**** Materials provided
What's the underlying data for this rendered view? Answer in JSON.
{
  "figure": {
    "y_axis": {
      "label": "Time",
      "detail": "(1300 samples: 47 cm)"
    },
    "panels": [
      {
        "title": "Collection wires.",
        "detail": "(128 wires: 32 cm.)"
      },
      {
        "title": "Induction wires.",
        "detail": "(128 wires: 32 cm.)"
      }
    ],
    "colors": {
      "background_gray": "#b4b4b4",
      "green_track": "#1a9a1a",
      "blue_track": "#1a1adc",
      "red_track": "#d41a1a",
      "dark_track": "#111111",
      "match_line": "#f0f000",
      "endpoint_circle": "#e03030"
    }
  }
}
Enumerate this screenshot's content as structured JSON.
********
**** Materials provided
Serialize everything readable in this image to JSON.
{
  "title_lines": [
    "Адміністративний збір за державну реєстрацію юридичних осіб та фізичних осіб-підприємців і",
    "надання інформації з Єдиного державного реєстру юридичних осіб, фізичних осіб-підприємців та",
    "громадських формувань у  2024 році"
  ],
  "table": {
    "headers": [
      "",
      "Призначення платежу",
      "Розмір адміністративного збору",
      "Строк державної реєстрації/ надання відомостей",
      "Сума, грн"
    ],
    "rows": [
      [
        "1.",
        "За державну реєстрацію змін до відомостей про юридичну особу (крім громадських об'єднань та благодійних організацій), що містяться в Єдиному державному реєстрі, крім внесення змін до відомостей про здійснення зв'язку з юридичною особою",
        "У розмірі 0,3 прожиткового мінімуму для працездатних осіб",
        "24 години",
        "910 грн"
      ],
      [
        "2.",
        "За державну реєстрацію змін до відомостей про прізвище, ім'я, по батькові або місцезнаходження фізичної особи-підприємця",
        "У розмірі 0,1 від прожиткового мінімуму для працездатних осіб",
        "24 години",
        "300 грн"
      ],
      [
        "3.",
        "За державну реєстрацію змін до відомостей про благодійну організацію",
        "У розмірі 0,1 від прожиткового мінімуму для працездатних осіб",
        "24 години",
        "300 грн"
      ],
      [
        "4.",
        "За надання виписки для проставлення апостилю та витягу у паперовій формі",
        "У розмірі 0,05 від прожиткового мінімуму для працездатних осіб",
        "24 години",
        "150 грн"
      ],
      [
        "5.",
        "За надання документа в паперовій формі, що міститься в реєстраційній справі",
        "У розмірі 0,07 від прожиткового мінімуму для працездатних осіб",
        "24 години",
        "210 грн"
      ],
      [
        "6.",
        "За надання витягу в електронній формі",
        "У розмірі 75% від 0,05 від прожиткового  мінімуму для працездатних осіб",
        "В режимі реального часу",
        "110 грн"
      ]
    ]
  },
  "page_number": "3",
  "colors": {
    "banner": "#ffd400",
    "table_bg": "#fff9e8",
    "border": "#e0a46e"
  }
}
********
● **Stated goal**
Copy exactly, and only, the lines from the one containing "What's the underlying" through the one containing "Enumerate this screenshot's".

● **Worked answer**
What's the underlying data for this rendered view? Answer in JSON.
{
  "figure": {
    "y_axis": {
      "label": "Time",
      "detail": "(1300 samples: 47 cm)"
    },
    "panels": [
      {
        "title": "Collection wires.",
        "detail": "(128 wires: 32 cm.)"
      },
      {
        "title": "Induction wires.",
        "detail": "(128 wires: 32 cm.)"
      }
    ],
    "colors": {
      "background_gray": "#b4b4b4",
      "green_track": "#1a9a1a",
      "blue_track": "#1a1adc",
      "red_track": "#d41a1a",
      "dark_track": "#111111",
      "match_line": "#f0f000",
      "endpoint_circle": "#e03030"
    }
  }
}
Enumerate this screenshot's content as structured JSON.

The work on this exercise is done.